DESCRIPTION OF THE TASK: Return every line below as is, leaving out the pictures.

THE RECORDS:
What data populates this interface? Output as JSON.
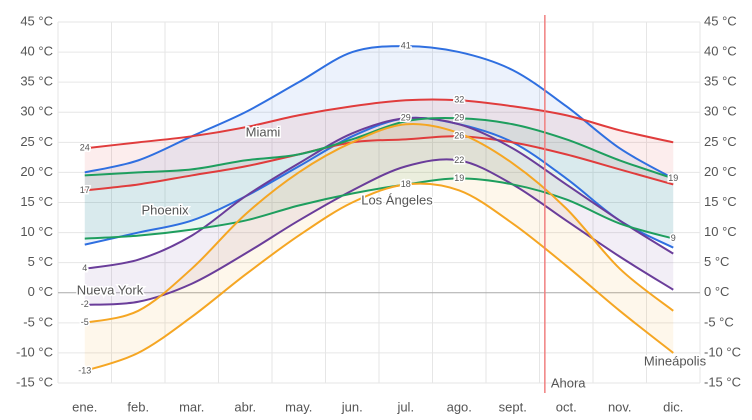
{
  "chart_data": {
    "type": "range-line",
    "categories": [
      "ene.",
      "feb.",
      "mar.",
      "abr.",
      "may.",
      "jun.",
      "jul.",
      "ago.",
      "sept.",
      "oct.",
      "nov.",
      "dic."
    ],
    "ylim": [
      -15,
      45
    ],
    "yticks": [
      {
        "value": -15,
        "label": "-15 °C"
      },
      {
        "value": -10,
        "label": "-10 °C"
      },
      {
        "value": -5,
        "label": "-5 °C"
      },
      {
        "value": 0,
        "label": "0 °C"
      },
      {
        "value": 5,
        "label": "5 °C"
      },
      {
        "value": 10,
        "label": "10 °C"
      },
      {
        "value": 15,
        "label": "15 °C"
      },
      {
        "value": 20,
        "label": "20 °C"
      },
      {
        "value": 25,
        "label": "25 °C"
      },
      {
        "value": 30,
        "label": "30 °C"
      },
      {
        "value": 35,
        "label": "35 °C"
      },
      {
        "value": 40,
        "label": "40 °C"
      },
      {
        "value": 45,
        "label": "45 °C"
      }
    ],
    "grid": true,
    "annotation": {
      "label": "Ahora",
      "x": 9.1,
      "color": "#f08080"
    },
    "series": [
      {
        "name": "Phoenix",
        "color": "#2f6fe0",
        "values": [
          20,
          22,
          26,
          30,
          35,
          40,
          41,
          40,
          37,
          31,
          24,
          19
        ],
        "value_labels": [
          null,
          null,
          null,
          null,
          null,
          null,
          "41",
          null,
          null,
          null,
          null,
          null
        ],
        "low": [
          8,
          10,
          12,
          16,
          21,
          26,
          29,
          28,
          25,
          19,
          12,
          7.5
        ],
        "low_labels": [
          null,
          null,
          null,
          null,
          null,
          null,
          null,
          null,
          null,
          null,
          null,
          null
        ]
      },
      {
        "name": "Miami",
        "color": "#e03c3c",
        "values": [
          24,
          25,
          26,
          27.5,
          29.5,
          31,
          32,
          32,
          31,
          29.5,
          27,
          25
        ],
        "value_labels": [
          "24",
          null,
          null,
          null,
          null,
          null,
          null,
          "32",
          null,
          null,
          null,
          null
        ],
        "low": [
          17,
          18,
          19.5,
          21,
          23,
          25,
          25.5,
          26,
          25,
          23,
          20.5,
          18
        ],
        "low_labels": [
          "17",
          null,
          null,
          null,
          null,
          null,
          null,
          "26",
          null,
          null,
          null,
          null
        ]
      },
      {
        "name": "Nueva York",
        "color": "#6a3d9a",
        "values": [
          4,
          5.5,
          9.5,
          16,
          21.5,
          26.5,
          29,
          28,
          24,
          18,
          12,
          6.5
        ],
        "value_labels": [
          "4",
          null,
          null,
          null,
          null,
          null,
          "29",
          null,
          null,
          null,
          null,
          null
        ],
        "low": [
          -2,
          -1.5,
          1.5,
          6.5,
          12,
          17,
          21,
          22,
          18,
          12,
          6,
          0.5
        ],
        "low_labels": [
          "-2",
          null,
          null,
          null,
          null,
          null,
          null,
          "22",
          null,
          null,
          null,
          null
        ]
      },
      {
        "name": "Los Ángeles",
        "color": "#1e9e5e",
        "values": [
          19.5,
          20,
          20.5,
          22,
          23,
          25.5,
          28.5,
          29,
          28,
          25.5,
          22,
          19
        ],
        "value_labels": [
          null,
          null,
          null,
          null,
          null,
          null,
          null,
          "29",
          null,
          null,
          null,
          "19"
        ],
        "low": [
          9,
          9.5,
          10.5,
          12,
          14.5,
          16.5,
          18,
          19,
          18,
          15.5,
          11.5,
          9
        ],
        "low_labels": [
          null,
          null,
          null,
          null,
          null,
          null,
          null,
          "19",
          null,
          null,
          null,
          "9"
        ]
      },
      {
        "name": "Mineápolis",
        "color": "#f5a623",
        "values": [
          -5,
          -3,
          4,
          13,
          20,
          25,
          28,
          26.5,
          21.5,
          14,
          4,
          -3
        ],
        "value_labels": [
          "-5",
          null,
          null,
          null,
          null,
          null,
          null,
          null,
          null,
          null,
          null,
          null
        ],
        "low": [
          -13,
          -10,
          -4,
          3,
          9.5,
          15,
          18,
          17,
          11.5,
          4.5,
          -3,
          -10
        ],
        "low_labels": [
          "-13",
          null,
          null,
          null,
          null,
          null,
          "18",
          null,
          null,
          null,
          null,
          null
        ]
      }
    ]
  }
}
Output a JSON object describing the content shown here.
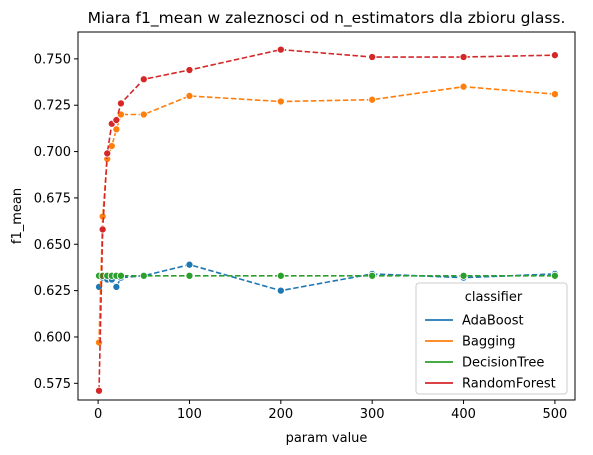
{
  "chart_data": {
    "type": "line",
    "title": "Miara f1_mean w zaleznosci od n_estimators dla zbioru glass.",
    "xlabel": "param value",
    "ylabel": "f1_mean",
    "xlim": [
      -22,
      522
    ],
    "ylim": [
      0.566,
      0.7645
    ],
    "xticks": [
      0,
      100,
      200,
      300,
      400,
      500
    ],
    "yticks": [
      0.575,
      0.6,
      0.625,
      0.65,
      0.675,
      0.7,
      0.725,
      0.75
    ],
    "ytick_labels": [
      "0.575",
      "0.600",
      "0.625",
      "0.650",
      "0.675",
      "0.700",
      "0.725",
      "0.750"
    ],
    "legend": {
      "title": "classifier",
      "placement": "lower-right"
    },
    "grid": false,
    "line_style": "dashed",
    "marker": "circle",
    "series": [
      {
        "name": "AdaBoost",
        "color": "#1f77b4",
        "x": [
          1,
          5,
          10,
          15,
          20,
          25,
          50,
          100,
          200,
          300,
          400,
          500
        ],
        "y": [
          0.627,
          0.632,
          0.631,
          0.631,
          0.627,
          0.632,
          0.633,
          0.639,
          0.625,
          0.634,
          0.632,
          0.634
        ]
      },
      {
        "name": "Bagging",
        "color": "#ff7f0e",
        "x": [
          1,
          5,
          10,
          15,
          20,
          25,
          50,
          100,
          200,
          300,
          400,
          500
        ],
        "y": [
          0.597,
          0.665,
          0.696,
          0.703,
          0.712,
          0.72,
          0.72,
          0.73,
          0.727,
          0.728,
          0.735,
          0.731
        ]
      },
      {
        "name": "DecisionTree",
        "color": "#2ca02c",
        "x": [
          1,
          5,
          10,
          15,
          20,
          25,
          50,
          100,
          200,
          300,
          400,
          500
        ],
        "y": [
          0.633,
          0.633,
          0.633,
          0.633,
          0.633,
          0.633,
          0.633,
          0.633,
          0.633,
          0.633,
          0.633,
          0.633
        ]
      },
      {
        "name": "RandomForest",
        "color": "#d62728",
        "x": [
          1,
          5,
          10,
          15,
          20,
          25,
          50,
          100,
          200,
          300,
          400,
          500
        ],
        "y": [
          0.571,
          0.658,
          0.699,
          0.715,
          0.717,
          0.726,
          0.739,
          0.744,
          0.755,
          0.751,
          0.751,
          0.752
        ]
      }
    ]
  }
}
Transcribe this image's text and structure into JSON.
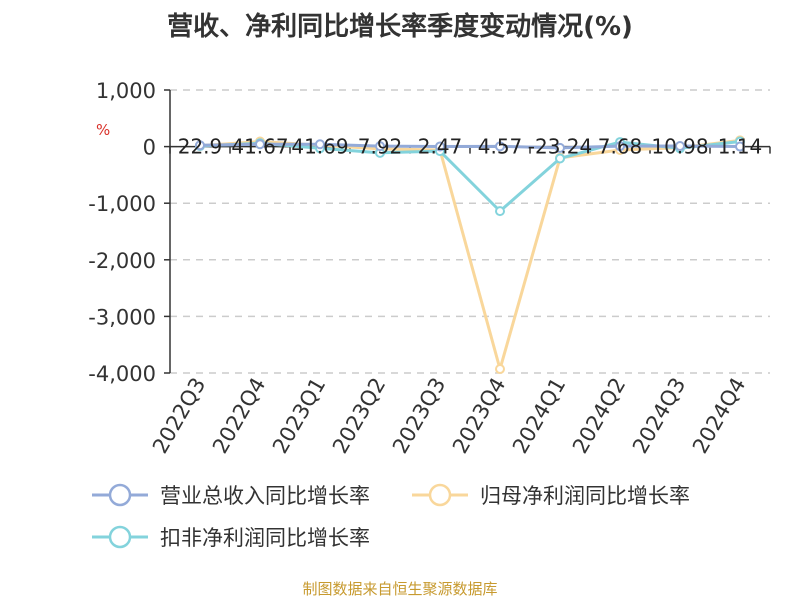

THE ANSWER:
What data populates this interface? Output as JSON.
{
  "chart_data": {
    "type": "range-line",
    "categories": [
      "ene.",
      "feb.",
      "mar.",
      "abr.",
      "may.",
      "jun.",
      "jul.",
      "ago.",
      "sept.",
      "oct.",
      "nov.",
      "dic."
    ],
    "ylim": [
      -15,
      45
    ],
    "yticks": [
      {
        "value": -15,
        "label": "-15 °C"
      },
      {
        "value": -10,
        "label": "-10 °C"
      },
      {
        "value": -5,
        "label": "-5 °C"
      },
      {
        "value": 0,
        "label": "0 °C"
      },
      {
        "value": 5,
        "label": "5 °C"
      },
      {
        "value": 10,
        "label": "10 °C"
      },
      {
        "value": 15,
        "label": "15 °C"
      },
      {
        "value": 20,
        "label": "20 °C"
      },
      {
        "value": 25,
        "label": "25 °C"
      },
      {
        "value": 30,
        "label": "30 °C"
      },
      {
        "value": 35,
        "label": "35 °C"
      },
      {
        "value": 40,
        "label": "40 °C"
      },
      {
        "value": 45,
        "label": "45 °C"
      }
    ],
    "grid": true,
    "annotation": {
      "label": "Ahora",
      "x": 9.1,
      "color": "#f08080"
    },
    "series": [
      {
        "name": "Phoenix",
        "color": "#2f6fe0",
        "values": [
          20,
          22,
          26,
          30,
          35,
          40,
          41,
          40,
          37,
          31,
          24,
          19
        ],
        "value_labels": [
          null,
          null,
          null,
          null,
          null,
          null,
          "41",
          null,
          null,
          null,
          null,
          null
        ],
        "low": [
          8,
          10,
          12,
          16,
          21,
          26,
          29,
          28,
          25,
          19,
          12,
          7.5
        ],
        "low_labels": [
          null,
          null,
          null,
          null,
          null,
          null,
          null,
          null,
          null,
          null,
          null,
          null
        ]
      },
      {
        "name": "Miami",
        "color": "#e03c3c",
        "values": [
          24,
          25,
          26,
          27.5,
          29.5,
          31,
          32,
          32,
          31,
          29.5,
          27,
          25
        ],
        "value_labels": [
          "24",
          null,
          null,
          null,
          null,
          null,
          null,
          "32",
          null,
          null,
          null,
          null
        ],
        "low": [
          17,
          18,
          19.5,
          21,
          23,
          25,
          25.5,
          26,
          25,
          23,
          20.5,
          18
        ],
        "low_labels": [
          "17",
          null,
          null,
          null,
          null,
          null,
          null,
          "26",
          null,
          null,
          null,
          null
        ]
      },
      {
        "name": "Nueva York",
        "color": "#6a3d9a",
        "values": [
          4,
          5.5,
          9.5,
          16,
          21.5,
          26.5,
          29,
          28,
          24,
          18,
          12,
          6.5
        ],
        "value_labels": [
          "4",
          null,
          null,
          null,
          null,
          null,
          "29",
          null,
          null,
          null,
          null,
          null
        ],
        "low": [
          -2,
          -1.5,
          1.5,
          6.5,
          12,
          17,
          21,
          22,
          18,
          12,
          6,
          0.5
        ],
        "low_labels": [
          "-2",
          null,
          null,
          null,
          null,
          null,
          null,
          "22",
          null,
          null,
          null,
          null
        ]
      },
      {
        "name": "Los Ángeles",
        "color": "#1e9e5e",
        "values": [
          19.5,
          20,
          20.5,
          22,
          23,
          25.5,
          28.5,
          29,
          28,
          25.5,
          22,
          19
        ],
        "value_labels": [
          null,
          null,
          null,
          null,
          null,
          null,
          null,
          "29",
          null,
          null,
          null,
          "19"
        ],
        "low": [
          9,
          9.5,
          10.5,
          12,
          14.5,
          16.5,
          18,
          19,
          18,
          15.5,
          11.5,
          9
        ],
        "low_labels": [
          null,
          null,
          null,
          null,
          null,
          null,
          null,
          "19",
          null,
          null,
          null,
          "9"
        ]
      },
      {
        "name": "Mineápolis",
        "color": "#f5a623",
        "values": [
          -5,
          -3,
          4,
          13,
          20,
          25,
          28,
          26.5,
          21.5,
          14,
          4,
          -3
        ],
        "value_labels": [
          "-5",
          null,
          null,
          null,
          null,
          null,
          null,
          null,
          null,
          null,
          null,
          null
        ],
        "low": [
          -13,
          -10,
          -4,
          3,
          9.5,
          15,
          18,
          17,
          11.5,
          4.5,
          -3,
          -10
        ],
        "low_labels": [
          "-13",
          null,
          null,
          null,
          null,
          null,
          "18",
          null,
          null,
          null,
          null,
          null
        ]
      }
    ]
  }
}
Output a JSON object describing the content shown here.
{
  "chart_data": {
    "type": "line",
    "title": "Miara f1_mean w zaleznosci od n_estimators dla zbioru glass.",
    "xlabel": "param value",
    "ylabel": "f1_mean",
    "xlim": [
      -22,
      522
    ],
    "ylim": [
      0.566,
      0.7645
    ],
    "xticks": [
      0,
      100,
      200,
      300,
      400,
      500
    ],
    "yticks": [
      0.575,
      0.6,
      0.625,
      0.65,
      0.675,
      0.7,
      0.725,
      0.75
    ],
    "ytick_labels": [
      "0.575",
      "0.600",
      "0.625",
      "0.650",
      "0.675",
      "0.700",
      "0.725",
      "0.750"
    ],
    "legend": {
      "title": "classifier",
      "placement": "lower-right"
    },
    "grid": false,
    "line_style": "dashed",
    "marker": "circle",
    "series": [
      {
        "name": "AdaBoost",
        "color": "#1f77b4",
        "x": [
          1,
          5,
          10,
          15,
          20,
          25,
          50,
          100,
          200,
          300,
          400,
          500
        ],
        "y": [
          0.627,
          0.632,
          0.631,
          0.631,
          0.627,
          0.632,
          0.633,
          0.639,
          0.625,
          0.634,
          0.632,
          0.634
        ]
      },
      {
        "name": "Bagging",
        "color": "#ff7f0e",
        "x": [
          1,
          5,
          10,
          15,
          20,
          25,
          50,
          100,
          200,
          300,
          400,
          500
        ],
        "y": [
          0.597,
          0.665,
          0.696,
          0.703,
          0.712,
          0.72,
          0.72,
          0.73,
          0.727,
          0.728,
          0.735,
          0.731
        ]
      },
      {
        "name": "DecisionTree",
        "color": "#2ca02c",
        "x": [
          1,
          5,
          10,
          15,
          20,
          25,
          50,
          100,
          200,
          300,
          400,
          500
        ],
        "y": [
          0.633,
          0.633,
          0.633,
          0.633,
          0.633,
          0.633,
          0.633,
          0.633,
          0.633,
          0.633,
          0.633,
          0.633
        ]
      },
      {
        "name": "RandomForest",
        "color": "#d62728",
        "x": [
          1,
          5,
          10,
          15,
          20,
          25,
          50,
          100,
          200,
          300,
          400,
          500
        ],
        "y": [
          0.571,
          0.658,
          0.699,
          0.715,
          0.717,
          0.726,
          0.739,
          0.744,
          0.755,
          0.751,
          0.751,
          0.752
        ]
      }
    ]
  }
}
Transcribe this image's text and structure into JSON.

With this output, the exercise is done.